─── Records provided
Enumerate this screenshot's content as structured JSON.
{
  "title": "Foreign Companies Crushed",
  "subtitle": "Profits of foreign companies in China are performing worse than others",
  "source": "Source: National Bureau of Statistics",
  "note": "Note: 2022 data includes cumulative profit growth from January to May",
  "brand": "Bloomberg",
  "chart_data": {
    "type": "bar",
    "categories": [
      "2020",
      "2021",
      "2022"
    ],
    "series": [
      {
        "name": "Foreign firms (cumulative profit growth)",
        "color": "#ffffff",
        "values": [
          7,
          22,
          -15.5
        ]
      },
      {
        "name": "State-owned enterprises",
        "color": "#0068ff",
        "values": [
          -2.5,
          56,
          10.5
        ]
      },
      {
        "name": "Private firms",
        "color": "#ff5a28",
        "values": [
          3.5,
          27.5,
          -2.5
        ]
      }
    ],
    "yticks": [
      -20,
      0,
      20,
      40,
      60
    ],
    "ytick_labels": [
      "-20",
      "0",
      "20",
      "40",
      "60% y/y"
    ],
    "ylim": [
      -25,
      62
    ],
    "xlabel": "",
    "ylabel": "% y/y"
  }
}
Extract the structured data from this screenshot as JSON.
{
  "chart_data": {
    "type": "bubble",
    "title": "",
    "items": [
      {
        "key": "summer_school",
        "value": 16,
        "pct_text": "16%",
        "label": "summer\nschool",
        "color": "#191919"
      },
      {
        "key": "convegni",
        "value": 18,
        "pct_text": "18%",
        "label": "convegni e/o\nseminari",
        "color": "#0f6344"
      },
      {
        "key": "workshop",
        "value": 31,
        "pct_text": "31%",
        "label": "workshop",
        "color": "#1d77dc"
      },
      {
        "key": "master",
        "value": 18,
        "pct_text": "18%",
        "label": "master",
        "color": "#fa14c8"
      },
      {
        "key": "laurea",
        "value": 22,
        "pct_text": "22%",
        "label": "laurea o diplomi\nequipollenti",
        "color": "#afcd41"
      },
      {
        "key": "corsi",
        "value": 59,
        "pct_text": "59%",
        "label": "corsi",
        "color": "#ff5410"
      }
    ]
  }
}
──────
* Problem *
Search the data for the string "cumulative". List each line that has it.

* Solution to this task *
  "note": "Note: 2022 data includes cumulative profit growth from January to May",
        "name": "Foreign firms (cumulative profit growth)",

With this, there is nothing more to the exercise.